# [Data shown]

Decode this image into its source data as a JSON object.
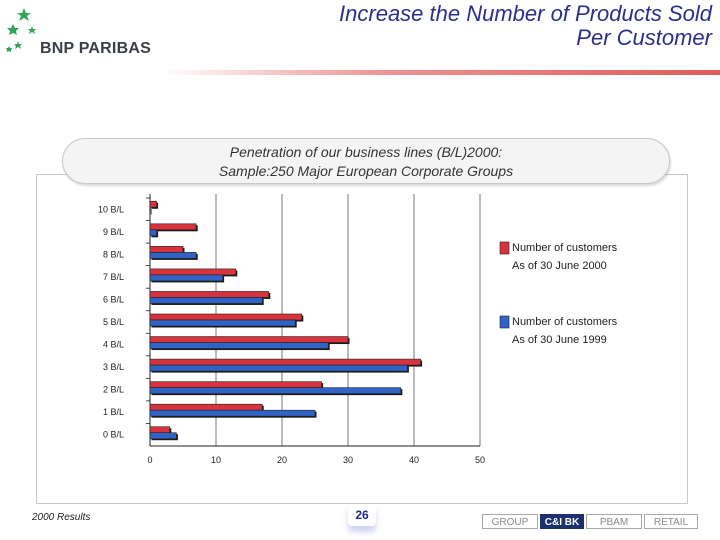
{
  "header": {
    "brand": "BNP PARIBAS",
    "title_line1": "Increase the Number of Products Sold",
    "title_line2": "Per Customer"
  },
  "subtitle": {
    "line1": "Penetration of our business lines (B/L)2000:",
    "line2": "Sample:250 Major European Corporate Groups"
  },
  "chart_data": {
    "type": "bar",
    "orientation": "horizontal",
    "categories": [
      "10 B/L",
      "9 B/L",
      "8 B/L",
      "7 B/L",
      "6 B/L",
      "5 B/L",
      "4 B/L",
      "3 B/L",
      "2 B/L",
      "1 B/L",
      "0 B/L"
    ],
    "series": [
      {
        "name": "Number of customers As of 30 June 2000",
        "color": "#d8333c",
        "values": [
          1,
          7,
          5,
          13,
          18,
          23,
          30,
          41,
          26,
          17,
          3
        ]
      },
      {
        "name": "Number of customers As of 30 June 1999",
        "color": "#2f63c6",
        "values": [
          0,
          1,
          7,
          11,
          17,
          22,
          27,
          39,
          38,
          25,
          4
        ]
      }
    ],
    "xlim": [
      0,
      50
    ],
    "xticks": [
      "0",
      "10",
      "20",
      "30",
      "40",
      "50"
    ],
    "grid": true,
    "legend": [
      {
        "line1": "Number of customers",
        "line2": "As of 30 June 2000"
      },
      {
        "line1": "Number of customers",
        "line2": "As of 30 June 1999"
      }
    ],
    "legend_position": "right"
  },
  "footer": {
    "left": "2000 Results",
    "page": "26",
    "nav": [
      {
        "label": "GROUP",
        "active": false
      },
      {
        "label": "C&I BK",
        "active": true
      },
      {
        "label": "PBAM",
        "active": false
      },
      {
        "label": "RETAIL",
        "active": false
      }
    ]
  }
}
...
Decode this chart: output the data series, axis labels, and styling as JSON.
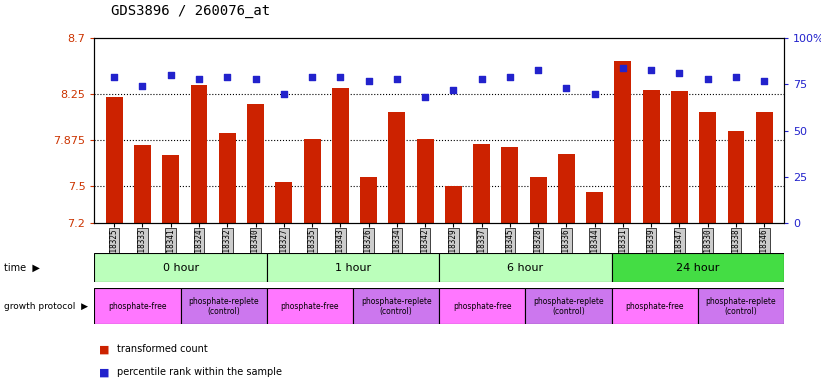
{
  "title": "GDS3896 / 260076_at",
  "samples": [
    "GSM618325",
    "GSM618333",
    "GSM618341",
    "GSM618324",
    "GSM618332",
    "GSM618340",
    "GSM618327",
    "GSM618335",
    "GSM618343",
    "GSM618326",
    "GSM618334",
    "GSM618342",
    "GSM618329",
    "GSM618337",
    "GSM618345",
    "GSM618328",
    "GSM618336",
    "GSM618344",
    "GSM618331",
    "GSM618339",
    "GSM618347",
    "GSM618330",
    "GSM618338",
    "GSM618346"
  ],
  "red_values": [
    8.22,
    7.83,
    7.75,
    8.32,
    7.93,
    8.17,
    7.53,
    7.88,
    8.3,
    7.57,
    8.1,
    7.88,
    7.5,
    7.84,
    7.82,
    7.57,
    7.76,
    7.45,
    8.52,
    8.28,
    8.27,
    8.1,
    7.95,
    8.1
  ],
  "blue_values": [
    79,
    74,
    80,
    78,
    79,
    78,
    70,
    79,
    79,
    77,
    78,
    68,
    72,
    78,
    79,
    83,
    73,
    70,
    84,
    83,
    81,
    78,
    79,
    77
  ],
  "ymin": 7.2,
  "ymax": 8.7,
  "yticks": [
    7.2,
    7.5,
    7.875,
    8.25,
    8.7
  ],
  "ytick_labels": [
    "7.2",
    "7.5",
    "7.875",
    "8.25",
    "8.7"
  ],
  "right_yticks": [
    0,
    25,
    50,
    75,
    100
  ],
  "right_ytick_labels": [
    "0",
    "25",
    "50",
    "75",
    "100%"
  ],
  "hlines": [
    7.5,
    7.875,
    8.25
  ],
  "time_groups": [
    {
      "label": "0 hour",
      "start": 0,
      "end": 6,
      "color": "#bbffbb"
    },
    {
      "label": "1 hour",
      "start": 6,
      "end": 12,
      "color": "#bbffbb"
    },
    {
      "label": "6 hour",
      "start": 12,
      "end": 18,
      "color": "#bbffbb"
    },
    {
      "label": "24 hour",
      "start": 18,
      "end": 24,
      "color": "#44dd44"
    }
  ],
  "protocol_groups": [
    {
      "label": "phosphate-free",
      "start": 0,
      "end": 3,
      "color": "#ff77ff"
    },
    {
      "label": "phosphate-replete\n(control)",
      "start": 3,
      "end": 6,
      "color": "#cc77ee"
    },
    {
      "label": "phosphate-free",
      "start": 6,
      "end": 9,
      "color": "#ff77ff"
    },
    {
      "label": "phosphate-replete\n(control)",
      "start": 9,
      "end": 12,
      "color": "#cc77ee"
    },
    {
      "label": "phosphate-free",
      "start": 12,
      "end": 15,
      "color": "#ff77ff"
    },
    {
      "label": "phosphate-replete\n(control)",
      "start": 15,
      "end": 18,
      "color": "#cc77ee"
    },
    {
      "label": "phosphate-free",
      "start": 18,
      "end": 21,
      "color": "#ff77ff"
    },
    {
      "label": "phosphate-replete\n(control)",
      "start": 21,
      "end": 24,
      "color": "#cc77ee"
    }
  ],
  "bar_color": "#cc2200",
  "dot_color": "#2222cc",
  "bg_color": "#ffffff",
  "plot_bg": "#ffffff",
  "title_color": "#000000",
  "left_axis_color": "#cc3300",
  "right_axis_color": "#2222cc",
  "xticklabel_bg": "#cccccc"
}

# [Job]
Copy out every line where the word "series" occurs.

# [Result]
    "series": [
Decode this chart: output the data series, axis labels, and styling as JSON.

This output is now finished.